(INSTRUCTIONS TO FOLLOW) Copy each line of the material below that includes the string "道和欣公益讲堂".

(DATA EXCERPTS)
..............................

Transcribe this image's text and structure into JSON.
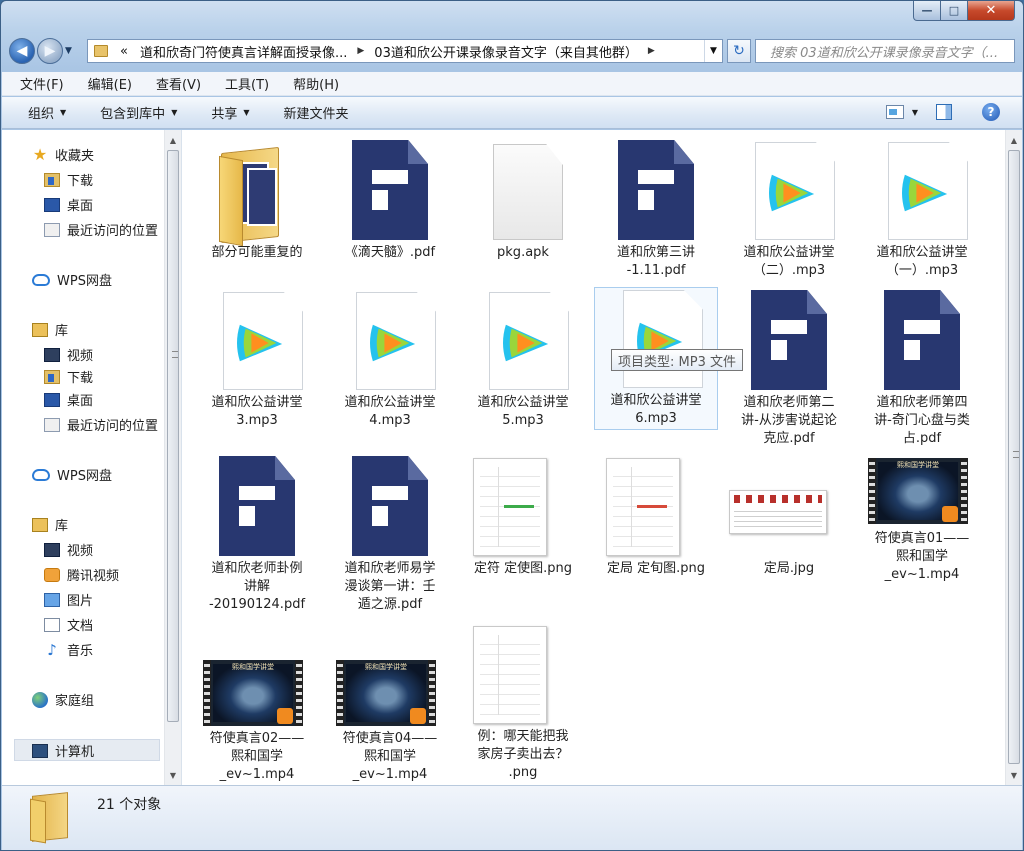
{
  "window": {
    "caption": {
      "minimize": "—",
      "maximize": "□",
      "close": "✕"
    }
  },
  "nav": {
    "address": {
      "prefix": "«",
      "segments": [
        "道和欣奇门符使真言详解面授录像...",
        "03道和欣公开课录像录音文字（来自其他群）"
      ]
    },
    "search_placeholder": "搜索 03道和欣公开课录像录音文字（..."
  },
  "menu": [
    "文件(F)",
    "编辑(E)",
    "查看(V)",
    "工具(T)",
    "帮助(H)"
  ],
  "toolbar": {
    "organize": "组织",
    "include_library": "包含到库中",
    "share": "共享",
    "new_folder": "新建文件夹"
  },
  "sidebar": {
    "favorites": {
      "title": "收藏夹",
      "items": [
        "下载",
        "桌面",
        "最近访问的位置"
      ]
    },
    "wps1": "WPS网盘",
    "library1": {
      "title": "库",
      "items": [
        "视频",
        "下载",
        "桌面",
        "最近访问的位置"
      ]
    },
    "wps2": "WPS网盘",
    "library2": {
      "title": "库",
      "items": [
        "视频",
        "腾讯视频",
        "图片",
        "文档",
        "音乐"
      ]
    },
    "homegroup": "家庭组",
    "computer": "计算机"
  },
  "files": [
    {
      "name": "部分可能重复的",
      "type": "folder"
    },
    {
      "name": "《滴天髓》.pdf",
      "type": "pdf"
    },
    {
      "name": "pkg.apk",
      "type": "apk"
    },
    {
      "name": "道和欣第三讲\n-1.11.pdf",
      "type": "pdf"
    },
    {
      "name": "道和欣公益讲堂\n（二）.mp3",
      "type": "mp3"
    },
    {
      "name": "道和欣公益讲堂\n（一）.mp3",
      "type": "mp3"
    },
    {
      "name": "道和欣公益讲堂\n3.mp3",
      "type": "mp3"
    },
    {
      "name": "道和欣公益讲堂\n4.mp3",
      "type": "mp3"
    },
    {
      "name": "道和欣公益讲堂\n5.mp3",
      "type": "mp3"
    },
    {
      "name": "道和欣公益讲堂\n6.mp3",
      "type": "mp3"
    },
    {
      "name": "道和欣老师第二\n讲-从涉害说起论\n克应.pdf",
      "type": "pdf"
    },
    {
      "name": "道和欣老师第四\n讲-奇门心盘与类\n占.pdf",
      "type": "pdf"
    },
    {
      "name": "道和欣老师卦例\n讲解\n-20190124.pdf",
      "type": "pdf"
    },
    {
      "name": "道和欣老师易学\n漫谈第一讲：壬\n遁之源.pdf",
      "type": "pdf"
    },
    {
      "name": "定符 定使图.png",
      "type": "png"
    },
    {
      "name": "定局 定旬图.png",
      "type": "png"
    },
    {
      "name": "定局.jpg",
      "type": "jpg"
    },
    {
      "name": "符使真言01——\n熙和国学\n_ev~1.mp4",
      "type": "mp4"
    },
    {
      "name": "符使真言02——\n熙和国学\n_ev~1.mp4",
      "type": "mp4"
    },
    {
      "name": "符使真言04——\n熙和国学\n_ev~1.mp4",
      "type": "mp4"
    },
    {
      "name": "例：哪天能把我\n家房子卖出去？\n.png",
      "type": "png"
    }
  ],
  "tooltip": "项目类型: MP3 文件",
  "video_caption": "熙和国学讲堂",
  "status": {
    "count": "21 个对象"
  },
  "colors": {
    "pdf": "#283770",
    "accent": "#2b6cc0",
    "close": "#c74a2c"
  }
}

..............................

(COMPLETE RESPONSE)
      "name": "道和欣公益讲堂\n（二）.mp3",
      "name": "道和欣公益讲堂\n（一）.mp3",
      "name": "道和欣公益讲堂\n3.mp3",
      "name": "道和欣公益讲堂\n4.mp3",
      "name": "道和欣公益讲堂\n5.mp3",
      "name": "道和欣公益讲堂\n6.mp3",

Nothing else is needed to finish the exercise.